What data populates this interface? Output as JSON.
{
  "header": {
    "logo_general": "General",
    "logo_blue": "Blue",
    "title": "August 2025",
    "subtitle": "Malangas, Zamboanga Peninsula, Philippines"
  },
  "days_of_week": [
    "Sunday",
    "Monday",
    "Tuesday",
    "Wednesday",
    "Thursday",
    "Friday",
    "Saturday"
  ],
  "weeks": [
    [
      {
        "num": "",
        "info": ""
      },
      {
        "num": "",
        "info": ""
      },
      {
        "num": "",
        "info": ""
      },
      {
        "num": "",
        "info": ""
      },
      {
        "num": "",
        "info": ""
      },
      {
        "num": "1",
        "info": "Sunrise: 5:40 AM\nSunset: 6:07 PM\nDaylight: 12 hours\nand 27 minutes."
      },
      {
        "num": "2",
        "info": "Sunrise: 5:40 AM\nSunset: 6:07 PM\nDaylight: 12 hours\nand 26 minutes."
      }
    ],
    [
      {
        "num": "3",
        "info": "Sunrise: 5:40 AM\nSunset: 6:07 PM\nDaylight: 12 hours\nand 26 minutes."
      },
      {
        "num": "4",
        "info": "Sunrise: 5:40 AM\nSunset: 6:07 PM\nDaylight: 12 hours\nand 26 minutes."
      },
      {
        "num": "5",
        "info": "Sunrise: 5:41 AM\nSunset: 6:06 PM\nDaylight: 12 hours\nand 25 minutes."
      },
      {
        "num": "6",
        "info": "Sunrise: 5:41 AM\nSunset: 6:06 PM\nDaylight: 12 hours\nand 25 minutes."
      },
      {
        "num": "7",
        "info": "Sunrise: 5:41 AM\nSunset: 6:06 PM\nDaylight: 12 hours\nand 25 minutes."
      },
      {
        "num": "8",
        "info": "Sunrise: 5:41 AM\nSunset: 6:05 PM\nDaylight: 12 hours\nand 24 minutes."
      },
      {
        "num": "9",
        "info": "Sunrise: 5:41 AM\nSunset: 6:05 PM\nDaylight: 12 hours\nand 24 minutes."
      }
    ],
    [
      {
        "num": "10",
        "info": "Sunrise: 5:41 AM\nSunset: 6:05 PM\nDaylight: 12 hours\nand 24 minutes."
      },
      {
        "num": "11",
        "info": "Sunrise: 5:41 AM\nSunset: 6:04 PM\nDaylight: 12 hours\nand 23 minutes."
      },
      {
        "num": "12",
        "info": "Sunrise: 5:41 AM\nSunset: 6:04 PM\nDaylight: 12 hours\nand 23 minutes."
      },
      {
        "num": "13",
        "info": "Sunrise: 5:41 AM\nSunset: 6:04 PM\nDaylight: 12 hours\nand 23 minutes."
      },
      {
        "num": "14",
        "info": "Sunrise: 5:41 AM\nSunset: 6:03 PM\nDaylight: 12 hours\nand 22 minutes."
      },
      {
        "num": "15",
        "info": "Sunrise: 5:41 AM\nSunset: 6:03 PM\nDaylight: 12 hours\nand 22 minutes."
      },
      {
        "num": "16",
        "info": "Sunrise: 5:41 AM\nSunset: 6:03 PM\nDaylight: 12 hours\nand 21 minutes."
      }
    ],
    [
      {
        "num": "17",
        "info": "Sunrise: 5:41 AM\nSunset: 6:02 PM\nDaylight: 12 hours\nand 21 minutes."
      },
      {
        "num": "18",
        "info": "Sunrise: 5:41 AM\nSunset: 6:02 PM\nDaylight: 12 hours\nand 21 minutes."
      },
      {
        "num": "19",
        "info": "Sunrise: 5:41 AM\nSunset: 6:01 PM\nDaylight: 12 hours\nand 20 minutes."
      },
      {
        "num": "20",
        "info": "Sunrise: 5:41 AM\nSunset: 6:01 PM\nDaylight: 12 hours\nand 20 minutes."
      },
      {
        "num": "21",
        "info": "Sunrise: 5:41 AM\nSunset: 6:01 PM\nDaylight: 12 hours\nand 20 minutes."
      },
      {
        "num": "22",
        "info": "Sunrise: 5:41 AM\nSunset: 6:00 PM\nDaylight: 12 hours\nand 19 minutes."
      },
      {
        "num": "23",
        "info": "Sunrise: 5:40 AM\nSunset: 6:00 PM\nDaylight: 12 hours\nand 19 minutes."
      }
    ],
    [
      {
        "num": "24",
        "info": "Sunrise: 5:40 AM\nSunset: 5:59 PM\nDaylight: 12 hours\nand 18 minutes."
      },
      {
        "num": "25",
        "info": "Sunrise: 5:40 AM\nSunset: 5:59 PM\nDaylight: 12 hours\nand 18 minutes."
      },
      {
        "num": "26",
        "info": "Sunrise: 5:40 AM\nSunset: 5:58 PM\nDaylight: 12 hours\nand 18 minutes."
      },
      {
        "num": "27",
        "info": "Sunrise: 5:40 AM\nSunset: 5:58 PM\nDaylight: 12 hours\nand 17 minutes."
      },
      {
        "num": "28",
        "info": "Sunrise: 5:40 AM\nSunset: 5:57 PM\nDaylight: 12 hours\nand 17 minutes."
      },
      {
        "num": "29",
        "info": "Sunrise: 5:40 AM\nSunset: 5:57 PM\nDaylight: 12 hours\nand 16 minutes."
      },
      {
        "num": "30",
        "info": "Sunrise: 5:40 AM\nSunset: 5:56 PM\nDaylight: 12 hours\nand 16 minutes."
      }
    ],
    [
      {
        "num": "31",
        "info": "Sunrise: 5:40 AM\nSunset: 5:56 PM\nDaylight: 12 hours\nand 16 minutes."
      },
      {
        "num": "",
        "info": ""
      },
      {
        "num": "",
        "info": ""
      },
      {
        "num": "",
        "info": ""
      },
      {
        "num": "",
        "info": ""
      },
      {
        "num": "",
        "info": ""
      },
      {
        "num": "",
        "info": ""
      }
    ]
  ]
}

● ● ● ● ● ● ●

> Exercise goal: From the preceding material, extract every line exactly.

> Answer below:
What data populates this interface? Output as JSON.
{
  "header": {
    "logo_general": "General",
    "logo_blue": "Blue",
    "title": "August 2025",
    "subtitle": "Malangas, Zamboanga Peninsula, Philippines"
  },
  "days_of_week": [
    "Sunday",
    "Monday",
    "Tuesday",
    "Wednesday",
    "Thursday",
    "Friday",
    "Saturday"
  ],
  "weeks": [
    [
      {
        "num": "",
        "info": ""
      },
      {
        "num": "",
        "info": ""
      },
      {
        "num": "",
        "info": ""
      },
      {
        "num": "",
        "info": ""
      },
      {
        "num": "",
        "info": ""
      },
      {
        "num": "1",
        "info": "Sunrise: 5:40 AM\nSunset: 6:07 PM\nDaylight: 12 hours\nand 27 minutes."
      },
      {
        "num": "2",
        "info": "Sunrise: 5:40 AM\nSunset: 6:07 PM\nDaylight: 12 hours\nand 26 minutes."
      }
    ],
    [
      {
        "num": "3",
        "info": "Sunrise: 5:40 AM\nSunset: 6:07 PM\nDaylight: 12 hours\nand 26 minutes."
      },
      {
        "num": "4",
        "info": "Sunrise: 5:40 AM\nSunset: 6:07 PM\nDaylight: 12 hours\nand 26 minutes."
      },
      {
        "num": "5",
        "info": "Sunrise: 5:41 AM\nSunset: 6:06 PM\nDaylight: 12 hours\nand 25 minutes."
      },
      {
        "num": "6",
        "info": "Sunrise: 5:41 AM\nSunset: 6:06 PM\nDaylight: 12 hours\nand 25 minutes."
      },
      {
        "num": "7",
        "info": "Sunrise: 5:41 AM\nSunset: 6:06 PM\nDaylight: 12 hours\nand 25 minutes."
      },
      {
        "num": "8",
        "info": "Sunrise: 5:41 AM\nSunset: 6:05 PM\nDaylight: 12 hours\nand 24 minutes."
      },
      {
        "num": "9",
        "info": "Sunrise: 5:41 AM\nSunset: 6:05 PM\nDaylight: 12 hours\nand 24 minutes."
      }
    ],
    [
      {
        "num": "10",
        "info": "Sunrise: 5:41 AM\nSunset: 6:05 PM\nDaylight: 12 hours\nand 24 minutes."
      },
      {
        "num": "11",
        "info": "Sunrise: 5:41 AM\nSunset: 6:04 PM\nDaylight: 12 hours\nand 23 minutes."
      },
      {
        "num": "12",
        "info": "Sunrise: 5:41 AM\nSunset: 6:04 PM\nDaylight: 12 hours\nand 23 minutes."
      },
      {
        "num": "13",
        "info": "Sunrise: 5:41 AM\nSunset: 6:04 PM\nDaylight: 12 hours\nand 23 minutes."
      },
      {
        "num": "14",
        "info": "Sunrise: 5:41 AM\nSunset: 6:03 PM\nDaylight: 12 hours\nand 22 minutes."
      },
      {
        "num": "15",
        "info": "Sunrise: 5:41 AM\nSunset: 6:03 PM\nDaylight: 12 hours\nand 22 minutes."
      },
      {
        "num": "16",
        "info": "Sunrise: 5:41 AM\nSunset: 6:03 PM\nDaylight: 12 hours\nand 21 minutes."
      }
    ],
    [
      {
        "num": "17",
        "info": "Sunrise: 5:41 AM\nSunset: 6:02 PM\nDaylight: 12 hours\nand 21 minutes."
      },
      {
        "num": "18",
        "info": "Sunrise: 5:41 AM\nSunset: 6:02 PM\nDaylight: 12 hours\nand 21 minutes."
      },
      {
        "num": "19",
        "info": "Sunrise: 5:41 AM\nSunset: 6:01 PM\nDaylight: 12 hours\nand 20 minutes."
      },
      {
        "num": "20",
        "info": "Sunrise: 5:41 AM\nSunset: 6:01 PM\nDaylight: 12 hours\nand 20 minutes."
      },
      {
        "num": "21",
        "info": "Sunrise: 5:41 AM\nSunset: 6:01 PM\nDaylight: 12 hours\nand 20 minutes."
      },
      {
        "num": "22",
        "info": "Sunrise: 5:41 AM\nSunset: 6:00 PM\nDaylight: 12 hours\nand 19 minutes."
      },
      {
        "num": "23",
        "info": "Sunrise: 5:40 AM\nSunset: 6:00 PM\nDaylight: 12 hours\nand 19 minutes."
      }
    ],
    [
      {
        "num": "24",
        "info": "Sunrise: 5:40 AM\nSunset: 5:59 PM\nDaylight: 12 hours\nand 18 minutes."
      },
      {
        "num": "25",
        "info": "Sunrise: 5:40 AM\nSunset: 5:59 PM\nDaylight: 12 hours\nand 18 minutes."
      },
      {
        "num": "26",
        "info": "Sunrise: 5:40 AM\nSunset: 5:58 PM\nDaylight: 12 hours\nand 18 minutes."
      },
      {
        "num": "27",
        "info": "Sunrise: 5:40 AM\nSunset: 5:58 PM\nDaylight: 12 hours\nand 17 minutes."
      },
      {
        "num": "28",
        "info": "Sunrise: 5:40 AM\nSunset: 5:57 PM\nDaylight: 12 hours\nand 17 minutes."
      },
      {
        "num": "29",
        "info": "Sunrise: 5:40 AM\nSunset: 5:57 PM\nDaylight: 12 hours\nand 16 minutes."
      },
      {
        "num": "30",
        "info": "Sunrise: 5:40 AM\nSunset: 5:56 PM\nDaylight: 12 hours\nand 16 minutes."
      }
    ],
    [
      {
        "num": "31",
        "info": "Sunrise: 5:40 AM\nSunset: 5:56 PM\nDaylight: 12 hours\nand 16 minutes."
      },
      {
        "num": "",
        "info": ""
      },
      {
        "num": "",
        "info": ""
      },
      {
        "num": "",
        "info": ""
      },
      {
        "num": "",
        "info": ""
      },
      {
        "num": "",
        "info": ""
      },
      {
        "num": "",
        "info": ""
      }
    ]
  ]
}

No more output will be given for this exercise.